# Wymagania zadań:
a – Odpowiedz krótko na podstawie tekstu o koronawirusie u 4-latka:
(i) Który oddział zamknięto do odwołania?
(ii) Kto potwierdza zdarzenie?
(iii) Z kim dziecko trafiło do szpitala?
b – Poprowadź dalej tekst o koronawirusie u 4-latka, zaczynając od miejsca, w którym się urywa.

# Wybrany fragment:
--------------------------------------------------
Jako pierwsza o sytuacji poinformowała zielonogórska Gazeta Wyborcza. W związku z wykryciem koronawirusa u 4-latka zamknięto do odwołania Oddział Chirurgii Dziecięcej Szpitala Uniwersyteckiego w Zielonej Górze. Część osób, które miały kontakt z dzieckiem zostały poddane kwarantannie oraz pobrano od nich próbki do badań na obecność koronawirusa. Zdarzenie potwierdza rzecznik zielonogórskiego szpitala Sylwia Malcher-Nowak.
Z informacji, jakie pojawiają się w internecie wynika, że dziecko trafiło do szpitala wraz z babcią. Podczas wywiadu epidemiologicznego kobieta nie wskazywała na możliwość zakażenia. Mimo wszystko podjęta została decyzja o wykonaniu badań u 4-latka, wyniki okazały się pozytywne.
--------------------------------------------------
(Pozycje ze źródła danych)

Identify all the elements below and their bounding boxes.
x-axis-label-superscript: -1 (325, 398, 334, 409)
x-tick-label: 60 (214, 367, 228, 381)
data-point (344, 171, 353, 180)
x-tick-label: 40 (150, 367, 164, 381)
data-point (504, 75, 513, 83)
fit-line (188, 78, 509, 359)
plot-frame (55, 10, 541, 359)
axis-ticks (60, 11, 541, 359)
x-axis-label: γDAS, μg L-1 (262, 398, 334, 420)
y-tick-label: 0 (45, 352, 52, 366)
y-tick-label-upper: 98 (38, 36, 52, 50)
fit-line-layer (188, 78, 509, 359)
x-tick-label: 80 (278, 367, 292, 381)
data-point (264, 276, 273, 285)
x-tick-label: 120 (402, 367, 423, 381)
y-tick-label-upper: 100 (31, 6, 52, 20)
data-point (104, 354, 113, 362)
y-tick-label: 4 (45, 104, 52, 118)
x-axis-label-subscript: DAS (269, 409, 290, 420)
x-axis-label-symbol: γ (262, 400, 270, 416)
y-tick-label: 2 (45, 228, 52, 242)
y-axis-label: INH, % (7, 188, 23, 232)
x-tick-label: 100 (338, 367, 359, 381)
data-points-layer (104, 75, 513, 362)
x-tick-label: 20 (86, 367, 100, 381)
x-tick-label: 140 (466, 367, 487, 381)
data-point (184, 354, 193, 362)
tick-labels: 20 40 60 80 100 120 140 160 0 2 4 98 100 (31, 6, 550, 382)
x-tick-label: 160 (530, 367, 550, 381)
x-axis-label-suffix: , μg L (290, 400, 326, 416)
--------------------------------------------------
# Odpowiedzi:
a –
(i) Oddział Chirurgii Dziecięcej Szpitala Uniwersyteckiego w Zielonej Górze.
(ii) Rzecznik zielonogórskiego szpitala Sylwia Malcher-Nowak.
(iii) Z babcią.

b –
Załoga śmigłowca Lotniczego Pogotowia Ratunkowego z bazy w Zielonej Góze-Przylepie, która interweniowała u 4-latka również trafiła na kwarantannę. Uziemiony do piątku został również helikopter LPR!
Pacjenci z pilnymi chorobami kierowani są do innych placówek medycznych.